Normalisation of quantum states

[bayners123]

Hi,

Just a little thing that's been puzzling me:

Consider a state

$$\mid \psi \rangle = \frac{1}{\sqrt{2}} \mid A \rangle + \frac{1}{\sqrt{2}} \mid B \rangle$$

This is normalised since $$[\frac{1}{\sqrt{2}}]^2 + [\frac{1}{\sqrt{2}}]^2 = 1$$

Now let A = B:

$$\mid \psi \rangle = \frac{1}{\sqrt{2}} \mid A \rangle + \frac{1}{\sqrt{2}} \mid A \rangle = \frac{2}{\sqrt{2}} \mid A \rangle = {\sqrt{2}} \mid A \rangle$$

This isn't normalised anymore! What happened?

_Information supplied_.
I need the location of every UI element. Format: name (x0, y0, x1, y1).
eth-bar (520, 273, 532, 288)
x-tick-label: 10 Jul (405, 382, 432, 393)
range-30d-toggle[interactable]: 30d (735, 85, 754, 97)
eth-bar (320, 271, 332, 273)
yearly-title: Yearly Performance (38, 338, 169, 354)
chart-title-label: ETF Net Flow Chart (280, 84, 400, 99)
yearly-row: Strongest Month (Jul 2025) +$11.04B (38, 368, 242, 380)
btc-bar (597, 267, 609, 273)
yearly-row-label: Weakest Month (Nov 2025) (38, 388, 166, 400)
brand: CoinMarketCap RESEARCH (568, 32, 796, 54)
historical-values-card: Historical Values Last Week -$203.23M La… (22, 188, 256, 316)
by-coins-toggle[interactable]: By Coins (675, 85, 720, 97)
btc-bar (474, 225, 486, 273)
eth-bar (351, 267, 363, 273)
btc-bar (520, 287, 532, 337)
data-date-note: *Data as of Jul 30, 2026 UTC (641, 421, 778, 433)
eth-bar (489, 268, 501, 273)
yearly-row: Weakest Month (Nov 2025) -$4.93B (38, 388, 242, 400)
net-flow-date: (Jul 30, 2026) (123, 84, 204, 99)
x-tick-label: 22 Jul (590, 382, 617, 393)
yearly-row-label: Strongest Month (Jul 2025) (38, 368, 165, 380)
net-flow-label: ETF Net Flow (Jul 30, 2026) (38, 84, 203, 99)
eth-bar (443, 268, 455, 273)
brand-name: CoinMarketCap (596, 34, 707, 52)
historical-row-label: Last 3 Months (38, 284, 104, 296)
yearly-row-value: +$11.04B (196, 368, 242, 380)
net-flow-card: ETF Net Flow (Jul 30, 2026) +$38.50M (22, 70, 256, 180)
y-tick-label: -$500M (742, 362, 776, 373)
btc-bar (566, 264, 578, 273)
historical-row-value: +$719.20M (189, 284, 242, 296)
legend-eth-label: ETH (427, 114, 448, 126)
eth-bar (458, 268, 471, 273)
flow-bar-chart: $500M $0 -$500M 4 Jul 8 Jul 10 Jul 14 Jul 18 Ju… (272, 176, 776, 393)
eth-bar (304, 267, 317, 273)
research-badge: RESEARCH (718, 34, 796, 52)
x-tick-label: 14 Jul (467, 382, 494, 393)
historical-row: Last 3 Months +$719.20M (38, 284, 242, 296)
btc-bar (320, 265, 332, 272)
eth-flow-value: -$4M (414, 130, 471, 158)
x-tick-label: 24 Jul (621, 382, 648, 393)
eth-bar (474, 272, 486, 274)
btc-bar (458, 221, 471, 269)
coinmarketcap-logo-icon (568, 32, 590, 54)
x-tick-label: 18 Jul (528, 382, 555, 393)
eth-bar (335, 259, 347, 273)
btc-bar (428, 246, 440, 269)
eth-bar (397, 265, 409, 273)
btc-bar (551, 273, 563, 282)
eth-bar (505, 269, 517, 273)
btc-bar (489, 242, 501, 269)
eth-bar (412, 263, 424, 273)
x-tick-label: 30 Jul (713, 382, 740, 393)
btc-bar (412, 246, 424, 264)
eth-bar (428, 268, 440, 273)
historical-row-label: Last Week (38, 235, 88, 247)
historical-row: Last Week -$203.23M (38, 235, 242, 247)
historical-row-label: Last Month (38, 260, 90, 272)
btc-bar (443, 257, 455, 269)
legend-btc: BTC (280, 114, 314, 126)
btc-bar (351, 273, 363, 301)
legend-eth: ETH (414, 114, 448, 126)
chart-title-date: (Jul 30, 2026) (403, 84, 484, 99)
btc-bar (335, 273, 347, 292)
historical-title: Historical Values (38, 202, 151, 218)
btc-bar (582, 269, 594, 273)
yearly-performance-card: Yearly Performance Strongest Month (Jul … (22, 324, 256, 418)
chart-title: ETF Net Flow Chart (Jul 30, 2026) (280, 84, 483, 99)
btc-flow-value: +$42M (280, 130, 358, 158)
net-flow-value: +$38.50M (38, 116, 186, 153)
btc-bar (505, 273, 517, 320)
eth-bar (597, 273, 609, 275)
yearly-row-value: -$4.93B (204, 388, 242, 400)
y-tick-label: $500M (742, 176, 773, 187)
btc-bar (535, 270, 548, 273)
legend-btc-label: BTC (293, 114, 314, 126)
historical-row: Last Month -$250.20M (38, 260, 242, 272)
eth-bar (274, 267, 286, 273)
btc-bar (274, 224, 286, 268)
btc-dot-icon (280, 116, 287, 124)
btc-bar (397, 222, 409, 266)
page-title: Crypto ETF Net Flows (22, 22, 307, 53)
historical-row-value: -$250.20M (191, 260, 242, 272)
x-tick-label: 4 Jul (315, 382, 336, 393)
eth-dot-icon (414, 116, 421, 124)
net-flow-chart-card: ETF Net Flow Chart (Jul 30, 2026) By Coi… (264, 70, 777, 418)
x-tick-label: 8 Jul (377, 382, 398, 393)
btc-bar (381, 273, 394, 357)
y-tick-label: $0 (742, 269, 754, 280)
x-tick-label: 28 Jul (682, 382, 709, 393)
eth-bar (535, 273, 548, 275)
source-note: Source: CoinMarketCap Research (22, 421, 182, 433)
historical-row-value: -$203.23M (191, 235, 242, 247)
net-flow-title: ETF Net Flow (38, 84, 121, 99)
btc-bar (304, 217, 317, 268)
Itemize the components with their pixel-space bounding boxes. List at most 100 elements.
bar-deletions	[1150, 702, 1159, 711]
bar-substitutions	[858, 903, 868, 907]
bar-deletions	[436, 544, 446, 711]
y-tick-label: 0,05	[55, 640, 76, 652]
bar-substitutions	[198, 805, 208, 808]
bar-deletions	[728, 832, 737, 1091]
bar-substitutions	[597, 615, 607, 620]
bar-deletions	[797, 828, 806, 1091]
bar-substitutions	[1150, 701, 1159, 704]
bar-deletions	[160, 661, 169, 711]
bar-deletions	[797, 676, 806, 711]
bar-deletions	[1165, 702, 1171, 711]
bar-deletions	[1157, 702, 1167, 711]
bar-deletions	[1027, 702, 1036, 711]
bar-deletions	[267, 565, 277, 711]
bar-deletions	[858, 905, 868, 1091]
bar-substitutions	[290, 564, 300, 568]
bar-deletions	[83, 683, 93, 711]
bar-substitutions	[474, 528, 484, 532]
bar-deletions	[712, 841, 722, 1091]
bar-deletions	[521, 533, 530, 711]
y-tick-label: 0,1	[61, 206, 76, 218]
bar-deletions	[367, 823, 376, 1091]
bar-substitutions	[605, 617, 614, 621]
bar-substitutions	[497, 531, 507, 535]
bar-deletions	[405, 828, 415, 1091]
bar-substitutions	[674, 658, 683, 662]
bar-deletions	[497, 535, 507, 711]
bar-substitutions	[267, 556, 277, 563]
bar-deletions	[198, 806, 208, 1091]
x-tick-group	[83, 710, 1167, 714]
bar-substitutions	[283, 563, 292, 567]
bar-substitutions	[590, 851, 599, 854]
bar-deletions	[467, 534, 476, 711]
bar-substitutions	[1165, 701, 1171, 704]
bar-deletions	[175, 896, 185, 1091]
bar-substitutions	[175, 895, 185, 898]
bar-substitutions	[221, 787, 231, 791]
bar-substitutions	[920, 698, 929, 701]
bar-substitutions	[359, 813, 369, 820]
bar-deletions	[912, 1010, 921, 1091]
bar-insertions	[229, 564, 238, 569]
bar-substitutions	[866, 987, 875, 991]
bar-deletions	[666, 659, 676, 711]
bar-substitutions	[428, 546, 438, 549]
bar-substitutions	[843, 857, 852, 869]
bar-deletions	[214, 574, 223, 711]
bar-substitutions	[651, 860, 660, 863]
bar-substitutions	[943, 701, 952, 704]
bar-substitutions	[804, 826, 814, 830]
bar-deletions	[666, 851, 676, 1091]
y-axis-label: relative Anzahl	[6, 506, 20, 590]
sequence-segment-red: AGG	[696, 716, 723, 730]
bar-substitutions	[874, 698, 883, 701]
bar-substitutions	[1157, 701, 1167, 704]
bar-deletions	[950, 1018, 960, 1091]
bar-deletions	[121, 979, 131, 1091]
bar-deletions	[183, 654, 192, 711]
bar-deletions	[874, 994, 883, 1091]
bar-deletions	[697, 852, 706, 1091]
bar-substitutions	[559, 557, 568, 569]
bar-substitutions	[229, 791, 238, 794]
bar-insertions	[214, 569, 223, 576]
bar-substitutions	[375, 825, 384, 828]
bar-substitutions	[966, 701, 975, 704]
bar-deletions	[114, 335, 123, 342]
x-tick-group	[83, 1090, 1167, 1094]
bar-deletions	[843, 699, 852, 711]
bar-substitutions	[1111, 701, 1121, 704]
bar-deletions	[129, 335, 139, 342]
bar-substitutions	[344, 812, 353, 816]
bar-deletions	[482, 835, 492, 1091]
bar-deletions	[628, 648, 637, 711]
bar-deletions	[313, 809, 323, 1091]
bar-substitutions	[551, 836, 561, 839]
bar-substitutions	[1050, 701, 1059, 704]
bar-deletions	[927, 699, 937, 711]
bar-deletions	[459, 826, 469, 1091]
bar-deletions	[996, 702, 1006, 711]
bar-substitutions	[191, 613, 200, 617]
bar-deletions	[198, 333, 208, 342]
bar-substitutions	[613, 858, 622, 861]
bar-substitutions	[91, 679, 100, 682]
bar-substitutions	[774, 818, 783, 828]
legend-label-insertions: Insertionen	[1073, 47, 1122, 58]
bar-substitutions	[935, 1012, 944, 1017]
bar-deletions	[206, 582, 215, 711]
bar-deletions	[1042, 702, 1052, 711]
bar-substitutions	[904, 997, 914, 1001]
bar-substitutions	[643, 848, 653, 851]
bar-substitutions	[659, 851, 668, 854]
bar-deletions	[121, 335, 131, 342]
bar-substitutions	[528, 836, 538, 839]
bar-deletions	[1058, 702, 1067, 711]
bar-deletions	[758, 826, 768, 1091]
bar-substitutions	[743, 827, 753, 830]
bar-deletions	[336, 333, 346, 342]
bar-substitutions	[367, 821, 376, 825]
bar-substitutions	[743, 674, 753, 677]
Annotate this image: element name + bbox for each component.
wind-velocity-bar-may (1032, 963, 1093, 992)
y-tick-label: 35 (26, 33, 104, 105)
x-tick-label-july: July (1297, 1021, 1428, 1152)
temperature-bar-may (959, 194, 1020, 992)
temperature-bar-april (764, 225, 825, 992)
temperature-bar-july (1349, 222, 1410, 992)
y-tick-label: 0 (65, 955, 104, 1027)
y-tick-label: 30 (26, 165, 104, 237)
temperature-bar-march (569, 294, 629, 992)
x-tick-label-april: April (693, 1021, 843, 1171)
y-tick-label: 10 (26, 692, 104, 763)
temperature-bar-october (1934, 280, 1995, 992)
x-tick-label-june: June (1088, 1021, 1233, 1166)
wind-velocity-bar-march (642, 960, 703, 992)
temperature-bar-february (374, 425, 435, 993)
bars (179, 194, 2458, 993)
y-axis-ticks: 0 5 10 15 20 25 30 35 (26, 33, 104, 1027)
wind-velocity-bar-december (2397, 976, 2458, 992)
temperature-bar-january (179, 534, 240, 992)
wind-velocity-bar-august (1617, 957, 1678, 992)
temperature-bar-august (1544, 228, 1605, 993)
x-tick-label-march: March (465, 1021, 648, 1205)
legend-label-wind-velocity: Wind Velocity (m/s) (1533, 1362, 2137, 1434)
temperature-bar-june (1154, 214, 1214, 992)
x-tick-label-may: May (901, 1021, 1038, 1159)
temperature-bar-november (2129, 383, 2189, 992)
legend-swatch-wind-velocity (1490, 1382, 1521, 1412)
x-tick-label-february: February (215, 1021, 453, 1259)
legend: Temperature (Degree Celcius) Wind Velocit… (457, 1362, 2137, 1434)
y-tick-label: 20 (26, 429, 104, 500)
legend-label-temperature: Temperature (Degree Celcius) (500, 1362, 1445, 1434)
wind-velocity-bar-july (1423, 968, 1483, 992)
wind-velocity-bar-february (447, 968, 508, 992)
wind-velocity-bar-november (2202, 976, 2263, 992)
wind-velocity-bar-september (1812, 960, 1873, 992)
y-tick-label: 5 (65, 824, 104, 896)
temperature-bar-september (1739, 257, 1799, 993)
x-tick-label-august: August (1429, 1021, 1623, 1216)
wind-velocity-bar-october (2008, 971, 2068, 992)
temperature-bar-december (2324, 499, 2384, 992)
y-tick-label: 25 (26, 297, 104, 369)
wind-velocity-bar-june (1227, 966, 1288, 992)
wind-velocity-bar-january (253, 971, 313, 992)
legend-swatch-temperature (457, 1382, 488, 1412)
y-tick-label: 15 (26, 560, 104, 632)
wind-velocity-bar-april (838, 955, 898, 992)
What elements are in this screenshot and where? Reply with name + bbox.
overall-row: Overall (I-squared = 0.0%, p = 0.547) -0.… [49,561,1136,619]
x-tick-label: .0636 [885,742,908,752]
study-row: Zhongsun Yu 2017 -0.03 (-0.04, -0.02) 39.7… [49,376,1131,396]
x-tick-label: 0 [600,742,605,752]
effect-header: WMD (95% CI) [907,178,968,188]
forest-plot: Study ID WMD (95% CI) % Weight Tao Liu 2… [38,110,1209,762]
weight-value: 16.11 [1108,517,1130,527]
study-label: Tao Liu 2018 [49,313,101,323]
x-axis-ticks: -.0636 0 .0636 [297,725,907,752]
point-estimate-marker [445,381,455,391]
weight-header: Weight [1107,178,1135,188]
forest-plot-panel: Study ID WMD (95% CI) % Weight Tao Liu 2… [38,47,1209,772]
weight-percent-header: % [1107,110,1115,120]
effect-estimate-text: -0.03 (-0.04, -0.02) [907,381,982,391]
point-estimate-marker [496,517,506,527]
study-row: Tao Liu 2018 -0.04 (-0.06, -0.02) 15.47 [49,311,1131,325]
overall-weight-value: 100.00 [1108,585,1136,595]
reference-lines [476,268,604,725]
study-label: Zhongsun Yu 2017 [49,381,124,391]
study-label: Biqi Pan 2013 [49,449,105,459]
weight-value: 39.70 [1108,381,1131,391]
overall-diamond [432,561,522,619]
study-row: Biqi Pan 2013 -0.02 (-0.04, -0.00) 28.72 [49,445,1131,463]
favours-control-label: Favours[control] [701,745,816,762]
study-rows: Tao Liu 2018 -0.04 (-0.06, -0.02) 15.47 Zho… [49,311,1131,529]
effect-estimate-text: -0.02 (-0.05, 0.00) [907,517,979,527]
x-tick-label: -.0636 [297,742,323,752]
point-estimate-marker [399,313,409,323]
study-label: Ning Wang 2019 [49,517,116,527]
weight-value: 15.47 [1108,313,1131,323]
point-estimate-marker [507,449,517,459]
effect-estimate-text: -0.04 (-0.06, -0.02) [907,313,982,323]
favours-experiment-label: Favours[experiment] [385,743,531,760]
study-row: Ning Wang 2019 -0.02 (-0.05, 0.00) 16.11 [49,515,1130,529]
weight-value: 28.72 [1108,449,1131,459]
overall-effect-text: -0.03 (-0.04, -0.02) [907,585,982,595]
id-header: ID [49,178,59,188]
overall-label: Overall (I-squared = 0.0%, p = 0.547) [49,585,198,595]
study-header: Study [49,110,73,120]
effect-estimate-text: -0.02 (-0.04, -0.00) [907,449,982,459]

_Exercise instructions_. Repeat the quantum-state normalization post, starting with "Just a little" and going on through "anymore! What happened?", with "normalised" swapped for "normalized" wherever it occurs.

_Problem solution_.
Just a little thing that's been puzzling me:

Consider a state

$$\mid \psi \rangle = \frac{1}{\sqrt{2}} \mid A \rangle + \frac{1}{\sqrt{2}} \mid B \rangle$$

This is normalized since $$[\frac{1}{\sqrt{2}}]^2 + [\frac{1}{\sqrt{2}}]^2 = 1$$

Now let A = B:

$$\mid \psi \rangle = \frac{1}{\sqrt{2}} \mid A \rangle + \frac{1}{\sqrt{2}} \mid A \rangle = \frac{2}{\sqrt{2}} \mid A \rangle = {\sqrt{2}} \mid A \rangle$$

This isn't normalized anymore! What happened?